- GIVEN REQUEST
State how many lines of the entries hold the string "type". Reply with the number alone.

— start RECORDS PROVIDED —

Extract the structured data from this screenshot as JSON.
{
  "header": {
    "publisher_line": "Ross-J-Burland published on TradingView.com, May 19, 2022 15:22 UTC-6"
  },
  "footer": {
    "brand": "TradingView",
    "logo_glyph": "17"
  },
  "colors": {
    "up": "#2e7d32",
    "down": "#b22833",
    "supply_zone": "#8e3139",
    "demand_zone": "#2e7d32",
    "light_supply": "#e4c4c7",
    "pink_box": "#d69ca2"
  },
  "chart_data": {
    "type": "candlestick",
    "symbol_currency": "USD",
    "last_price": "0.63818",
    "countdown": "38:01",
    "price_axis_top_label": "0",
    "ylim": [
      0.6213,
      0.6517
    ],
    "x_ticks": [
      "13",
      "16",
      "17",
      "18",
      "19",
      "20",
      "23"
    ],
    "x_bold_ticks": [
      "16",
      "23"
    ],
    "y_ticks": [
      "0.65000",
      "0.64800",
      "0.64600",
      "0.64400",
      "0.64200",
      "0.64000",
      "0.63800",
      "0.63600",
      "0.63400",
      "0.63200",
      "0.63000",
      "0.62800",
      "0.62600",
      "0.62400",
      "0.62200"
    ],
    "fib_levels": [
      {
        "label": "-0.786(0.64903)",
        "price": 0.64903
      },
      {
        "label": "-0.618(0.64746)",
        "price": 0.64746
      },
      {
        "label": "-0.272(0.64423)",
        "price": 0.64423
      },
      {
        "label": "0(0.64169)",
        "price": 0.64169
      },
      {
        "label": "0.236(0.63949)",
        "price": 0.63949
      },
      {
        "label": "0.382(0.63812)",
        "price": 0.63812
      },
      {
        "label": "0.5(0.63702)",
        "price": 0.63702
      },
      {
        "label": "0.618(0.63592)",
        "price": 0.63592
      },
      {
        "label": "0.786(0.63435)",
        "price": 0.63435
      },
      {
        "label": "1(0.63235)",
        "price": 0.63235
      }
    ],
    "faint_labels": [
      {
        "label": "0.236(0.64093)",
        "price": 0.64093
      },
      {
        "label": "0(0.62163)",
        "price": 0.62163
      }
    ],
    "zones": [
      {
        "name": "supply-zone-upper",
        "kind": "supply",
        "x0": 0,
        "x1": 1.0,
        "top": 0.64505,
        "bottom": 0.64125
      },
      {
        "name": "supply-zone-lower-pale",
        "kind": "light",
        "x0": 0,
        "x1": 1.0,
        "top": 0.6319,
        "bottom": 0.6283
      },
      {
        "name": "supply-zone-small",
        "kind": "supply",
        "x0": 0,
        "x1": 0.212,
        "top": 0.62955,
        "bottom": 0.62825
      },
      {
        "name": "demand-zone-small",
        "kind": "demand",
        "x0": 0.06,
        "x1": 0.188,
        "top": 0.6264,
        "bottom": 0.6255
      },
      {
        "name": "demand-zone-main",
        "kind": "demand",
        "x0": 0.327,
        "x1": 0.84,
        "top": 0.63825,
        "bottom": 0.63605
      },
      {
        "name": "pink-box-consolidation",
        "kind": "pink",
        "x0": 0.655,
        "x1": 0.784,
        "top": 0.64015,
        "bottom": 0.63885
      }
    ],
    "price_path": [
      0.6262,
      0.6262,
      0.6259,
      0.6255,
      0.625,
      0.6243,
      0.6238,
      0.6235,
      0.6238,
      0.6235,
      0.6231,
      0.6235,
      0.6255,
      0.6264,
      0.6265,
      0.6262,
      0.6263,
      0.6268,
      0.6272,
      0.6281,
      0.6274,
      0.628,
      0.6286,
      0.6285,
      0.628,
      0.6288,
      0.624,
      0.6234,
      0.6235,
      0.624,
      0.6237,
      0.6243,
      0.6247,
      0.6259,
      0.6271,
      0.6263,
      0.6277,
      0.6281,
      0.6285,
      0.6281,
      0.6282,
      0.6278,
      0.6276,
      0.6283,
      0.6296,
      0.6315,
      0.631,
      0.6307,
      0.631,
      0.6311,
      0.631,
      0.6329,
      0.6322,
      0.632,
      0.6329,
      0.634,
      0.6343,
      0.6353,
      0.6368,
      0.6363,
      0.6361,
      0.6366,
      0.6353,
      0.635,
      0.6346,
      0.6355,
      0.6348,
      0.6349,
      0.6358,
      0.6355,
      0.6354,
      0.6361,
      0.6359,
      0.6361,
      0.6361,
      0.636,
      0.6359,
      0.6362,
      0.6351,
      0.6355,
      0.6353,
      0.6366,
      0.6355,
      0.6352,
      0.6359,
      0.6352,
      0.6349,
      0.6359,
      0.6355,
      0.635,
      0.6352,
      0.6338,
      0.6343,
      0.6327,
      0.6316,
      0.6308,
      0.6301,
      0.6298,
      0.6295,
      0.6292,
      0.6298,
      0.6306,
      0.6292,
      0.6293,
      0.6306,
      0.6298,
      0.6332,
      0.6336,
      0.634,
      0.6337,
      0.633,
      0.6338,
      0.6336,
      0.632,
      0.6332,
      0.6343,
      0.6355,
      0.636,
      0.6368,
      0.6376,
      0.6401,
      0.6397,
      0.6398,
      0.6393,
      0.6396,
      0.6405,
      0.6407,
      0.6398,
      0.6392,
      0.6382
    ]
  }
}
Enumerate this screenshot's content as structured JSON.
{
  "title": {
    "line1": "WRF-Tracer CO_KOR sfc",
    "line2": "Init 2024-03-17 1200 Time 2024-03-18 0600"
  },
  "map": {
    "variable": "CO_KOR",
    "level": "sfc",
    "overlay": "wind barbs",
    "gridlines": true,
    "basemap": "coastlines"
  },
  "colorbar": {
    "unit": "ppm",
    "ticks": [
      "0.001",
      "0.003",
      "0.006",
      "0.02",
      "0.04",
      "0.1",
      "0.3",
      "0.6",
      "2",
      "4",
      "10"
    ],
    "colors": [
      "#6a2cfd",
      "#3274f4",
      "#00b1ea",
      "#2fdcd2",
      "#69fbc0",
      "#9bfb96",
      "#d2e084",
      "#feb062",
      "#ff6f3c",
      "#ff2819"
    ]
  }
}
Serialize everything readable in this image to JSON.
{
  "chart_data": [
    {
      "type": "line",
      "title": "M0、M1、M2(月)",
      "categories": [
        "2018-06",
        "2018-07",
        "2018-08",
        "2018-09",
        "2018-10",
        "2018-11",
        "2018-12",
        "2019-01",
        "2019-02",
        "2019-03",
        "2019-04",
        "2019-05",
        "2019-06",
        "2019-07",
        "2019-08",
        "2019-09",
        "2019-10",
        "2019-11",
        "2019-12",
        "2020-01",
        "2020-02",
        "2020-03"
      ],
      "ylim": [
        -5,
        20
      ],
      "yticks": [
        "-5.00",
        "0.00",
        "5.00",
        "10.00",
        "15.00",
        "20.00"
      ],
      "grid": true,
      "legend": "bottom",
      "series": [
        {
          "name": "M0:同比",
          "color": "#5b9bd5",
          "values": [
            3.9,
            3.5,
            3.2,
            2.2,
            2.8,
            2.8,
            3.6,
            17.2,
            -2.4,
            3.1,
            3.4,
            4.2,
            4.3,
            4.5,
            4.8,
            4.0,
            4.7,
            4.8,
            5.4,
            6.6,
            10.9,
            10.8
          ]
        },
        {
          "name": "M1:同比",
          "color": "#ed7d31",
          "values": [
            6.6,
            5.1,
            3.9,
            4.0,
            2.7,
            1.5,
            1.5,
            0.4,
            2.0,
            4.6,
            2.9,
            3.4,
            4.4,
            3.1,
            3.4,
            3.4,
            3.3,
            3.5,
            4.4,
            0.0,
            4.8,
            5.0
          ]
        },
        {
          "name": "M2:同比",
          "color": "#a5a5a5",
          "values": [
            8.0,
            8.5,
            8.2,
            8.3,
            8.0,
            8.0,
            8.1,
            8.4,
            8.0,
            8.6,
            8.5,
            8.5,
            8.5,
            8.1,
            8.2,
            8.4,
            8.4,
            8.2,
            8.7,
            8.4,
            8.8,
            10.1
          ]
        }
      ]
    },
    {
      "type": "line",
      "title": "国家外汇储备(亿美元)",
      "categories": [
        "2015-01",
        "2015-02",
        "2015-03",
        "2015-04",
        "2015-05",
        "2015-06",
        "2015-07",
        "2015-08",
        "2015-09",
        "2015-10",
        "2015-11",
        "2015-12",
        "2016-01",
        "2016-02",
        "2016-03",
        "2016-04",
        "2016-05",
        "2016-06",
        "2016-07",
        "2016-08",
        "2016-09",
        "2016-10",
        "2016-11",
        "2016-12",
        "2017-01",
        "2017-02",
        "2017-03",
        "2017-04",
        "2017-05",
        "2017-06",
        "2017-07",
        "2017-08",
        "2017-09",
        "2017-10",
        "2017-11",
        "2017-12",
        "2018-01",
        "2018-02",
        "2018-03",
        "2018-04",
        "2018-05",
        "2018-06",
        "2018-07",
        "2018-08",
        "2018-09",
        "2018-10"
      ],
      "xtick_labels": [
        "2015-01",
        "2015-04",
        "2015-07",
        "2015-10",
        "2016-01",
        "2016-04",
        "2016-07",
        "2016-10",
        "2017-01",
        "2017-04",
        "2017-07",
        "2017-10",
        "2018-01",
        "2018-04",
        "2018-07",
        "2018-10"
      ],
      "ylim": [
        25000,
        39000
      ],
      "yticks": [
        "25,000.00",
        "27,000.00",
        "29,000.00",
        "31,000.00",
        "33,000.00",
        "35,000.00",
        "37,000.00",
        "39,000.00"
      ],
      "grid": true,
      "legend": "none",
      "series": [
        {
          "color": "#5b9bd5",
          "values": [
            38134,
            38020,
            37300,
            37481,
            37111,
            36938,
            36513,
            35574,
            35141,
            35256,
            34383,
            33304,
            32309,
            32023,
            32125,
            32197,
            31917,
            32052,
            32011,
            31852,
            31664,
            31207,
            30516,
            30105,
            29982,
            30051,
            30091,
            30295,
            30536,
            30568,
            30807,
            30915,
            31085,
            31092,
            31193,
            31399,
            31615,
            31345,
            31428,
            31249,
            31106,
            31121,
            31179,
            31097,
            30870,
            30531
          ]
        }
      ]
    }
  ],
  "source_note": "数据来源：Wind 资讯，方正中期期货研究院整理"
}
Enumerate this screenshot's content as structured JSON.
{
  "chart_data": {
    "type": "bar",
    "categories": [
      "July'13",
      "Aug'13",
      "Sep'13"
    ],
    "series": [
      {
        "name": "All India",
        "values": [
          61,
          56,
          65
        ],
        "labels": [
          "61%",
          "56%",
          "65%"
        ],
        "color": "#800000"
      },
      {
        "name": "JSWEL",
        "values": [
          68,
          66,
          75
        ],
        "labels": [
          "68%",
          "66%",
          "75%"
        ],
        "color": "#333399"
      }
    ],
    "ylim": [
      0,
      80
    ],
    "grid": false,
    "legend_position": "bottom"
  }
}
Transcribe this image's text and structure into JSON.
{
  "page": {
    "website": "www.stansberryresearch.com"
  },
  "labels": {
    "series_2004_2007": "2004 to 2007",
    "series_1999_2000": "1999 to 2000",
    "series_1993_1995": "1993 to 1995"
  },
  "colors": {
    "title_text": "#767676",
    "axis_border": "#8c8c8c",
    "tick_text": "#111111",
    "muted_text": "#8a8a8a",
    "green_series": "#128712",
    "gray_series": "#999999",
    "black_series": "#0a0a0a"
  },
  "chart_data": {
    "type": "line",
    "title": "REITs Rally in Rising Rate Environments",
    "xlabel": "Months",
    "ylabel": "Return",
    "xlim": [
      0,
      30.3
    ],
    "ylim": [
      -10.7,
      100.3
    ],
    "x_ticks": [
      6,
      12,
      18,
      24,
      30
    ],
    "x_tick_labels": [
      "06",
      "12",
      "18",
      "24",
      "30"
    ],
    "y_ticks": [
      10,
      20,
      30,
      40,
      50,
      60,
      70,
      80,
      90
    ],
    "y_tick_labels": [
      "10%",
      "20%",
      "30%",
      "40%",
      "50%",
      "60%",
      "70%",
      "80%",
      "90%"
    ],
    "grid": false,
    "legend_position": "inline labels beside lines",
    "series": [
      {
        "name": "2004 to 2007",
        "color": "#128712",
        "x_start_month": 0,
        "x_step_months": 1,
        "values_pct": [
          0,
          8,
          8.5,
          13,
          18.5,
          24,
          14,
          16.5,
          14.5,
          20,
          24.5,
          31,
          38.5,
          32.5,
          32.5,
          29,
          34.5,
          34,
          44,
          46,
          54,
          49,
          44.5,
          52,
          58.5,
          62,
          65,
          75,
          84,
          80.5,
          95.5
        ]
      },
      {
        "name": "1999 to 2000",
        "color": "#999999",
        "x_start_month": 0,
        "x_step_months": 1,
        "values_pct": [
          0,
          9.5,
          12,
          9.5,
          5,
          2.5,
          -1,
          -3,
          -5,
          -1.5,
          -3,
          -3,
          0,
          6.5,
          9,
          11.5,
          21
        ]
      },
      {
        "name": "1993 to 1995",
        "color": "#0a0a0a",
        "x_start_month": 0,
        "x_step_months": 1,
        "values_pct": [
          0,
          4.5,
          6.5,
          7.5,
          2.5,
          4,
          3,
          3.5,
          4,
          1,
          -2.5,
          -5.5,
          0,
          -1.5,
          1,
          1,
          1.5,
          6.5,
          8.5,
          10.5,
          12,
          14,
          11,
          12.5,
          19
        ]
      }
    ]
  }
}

— end RECORDS PROVIDED —

- WRITTEN ANSWER
5